TASK STATEMENT: Transcribe the listing in full, excluding any pictures.
** Start EXERCISE INPUT **
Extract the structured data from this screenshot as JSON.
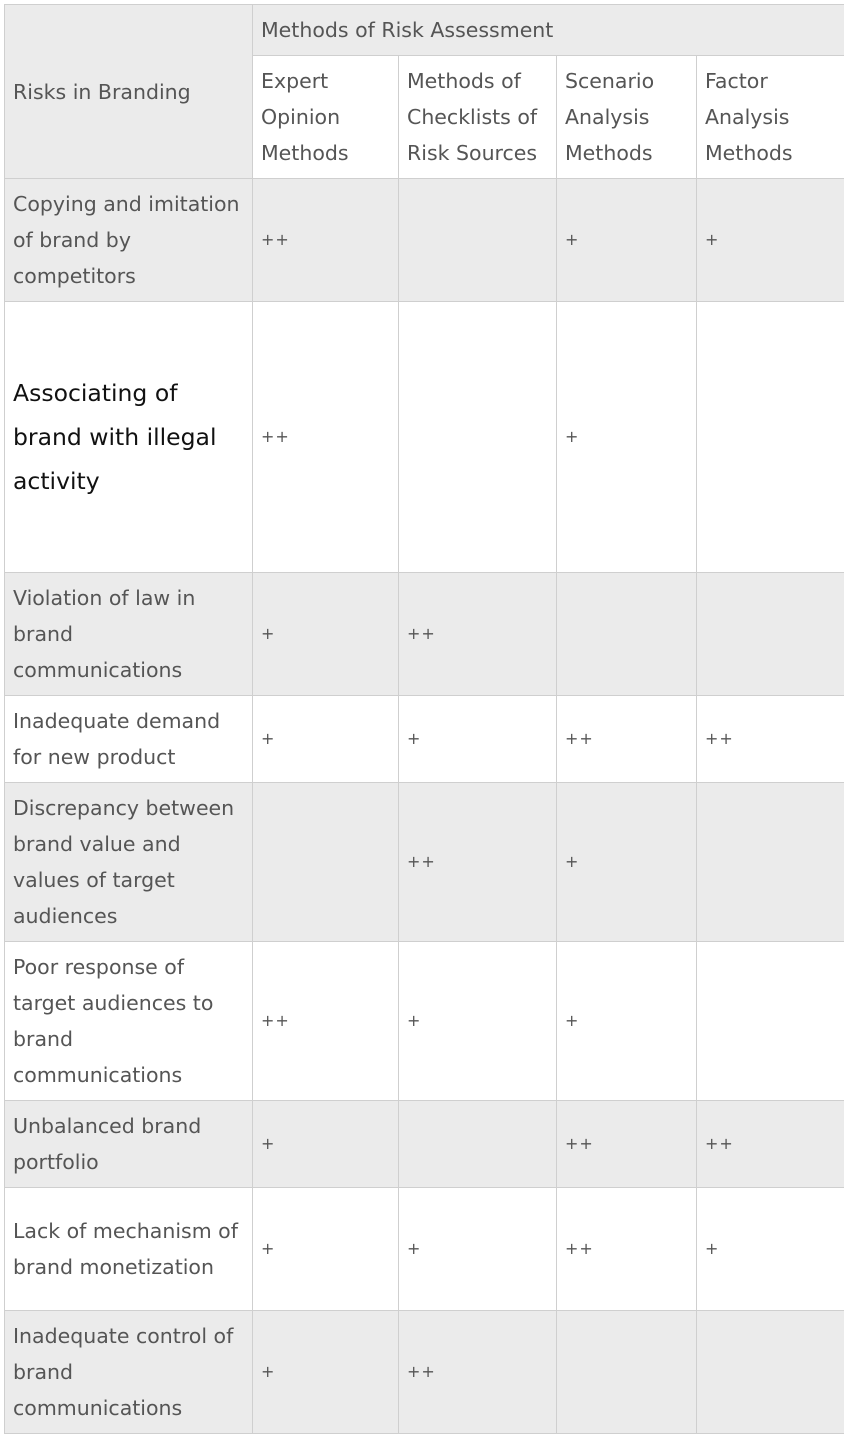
{
  "table": {
    "row_header_label": "Risks in Branding",
    "group_header_label": "Methods of Risk Assessment",
    "columns": [
      "Expert Opinion Methods",
      "Methods of Checklists of Risk Sources",
      "Scenario Analysis Methods",
      "Factor Analysis Methods"
    ],
    "rows": [
      {
        "risk": "Copying and imitation of brand by competitors",
        "cells": [
          "++",
          "",
          "+",
          "+"
        ]
      },
      {
        "risk": "Associating of brand with illegal activity",
        "cells": [
          "++",
          "",
          "+",
          ""
        ]
      },
      {
        "risk": "Violation of law in brand communications",
        "cells": [
          "+",
          "++",
          "",
          ""
        ]
      },
      {
        "risk": "Inadequate demand for new product",
        "cells": [
          "+",
          "+",
          "++",
          "++"
        ]
      },
      {
        "risk": "Discrepancy between brand value and values of target audiences",
        "cells": [
          "",
          "++",
          "+",
          ""
        ]
      },
      {
        "risk": "Poor response of target audiences to brand communications",
        "cells": [
          "++",
          "+",
          "+",
          ""
        ]
      },
      {
        "risk": "Unbalanced brand portfolio",
        "cells": [
          "+",
          "",
          "++",
          "++"
        ]
      },
      {
        "risk": "Lack of mechanism of brand monetization",
        "cells": [
          "+",
          "+",
          "++",
          "+"
        ]
      },
      {
        "risk": "Inadequate control of brand communications",
        "cells": [
          "+",
          "++",
          "",
          ""
        ]
      }
    ]
  },
  "colors": {
    "shaded_row": "#ebebeb",
    "plain_row": "#ffffff",
    "text": "#555555",
    "border": "#cfcfcf"
  }
}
** End EXERCISE INPUT **
EXERCISE RESULT:
Extract the structured data from this screenshot as JSON.
{
  "table": {
    "row_header_label": "Risks in Branding",
    "group_header_label": "Methods of Risk Assessment",
    "columns": [
      "Expert Opinion Methods",
      "Methods of Checklists of Risk Sources",
      "Scenario Analysis Methods",
      "Factor Analysis Methods"
    ],
    "rows": [
      {
        "risk": "Copying and imitation of brand by competitors",
        "cells": [
          "++",
          "",
          "+",
          "+"
        ]
      },
      {
        "risk": "Associating of brand with illegal activity",
        "cells": [
          "++",
          "",
          "+",
          ""
        ]
      },
      {
        "risk": "Violation of law in brand communications",
        "cells": [
          "+",
          "++",
          "",
          ""
        ]
      },
      {
        "risk": "Inadequate demand for new product",
        "cells": [
          "+",
          "+",
          "++",
          "++"
        ]
      },
      {
        "risk": "Discrepancy between brand value and values of target audiences",
        "cells": [
          "",
          "++",
          "+",
          ""
        ]
      },
      {
        "risk": "Poor response of target audiences to brand communications",
        "cells": [
          "++",
          "+",
          "+",
          ""
        ]
      },
      {
        "risk": "Unbalanced brand portfolio",
        "cells": [
          "+",
          "",
          "++",
          "++"
        ]
      },
      {
        "risk": "Lack of mechanism of brand monetization",
        "cells": [
          "+",
          "+",
          "++",
          "+"
        ]
      },
      {
        "risk": "Inadequate control of brand communications",
        "cells": [
          "+",
          "++",
          "",
          ""
        ]
      }
    ]
  },
  "colors": {
    "shaded_row": "#ebebeb",
    "plain_row": "#ffffff",
    "text": "#555555",
    "border": "#cfcfcf"
  }
}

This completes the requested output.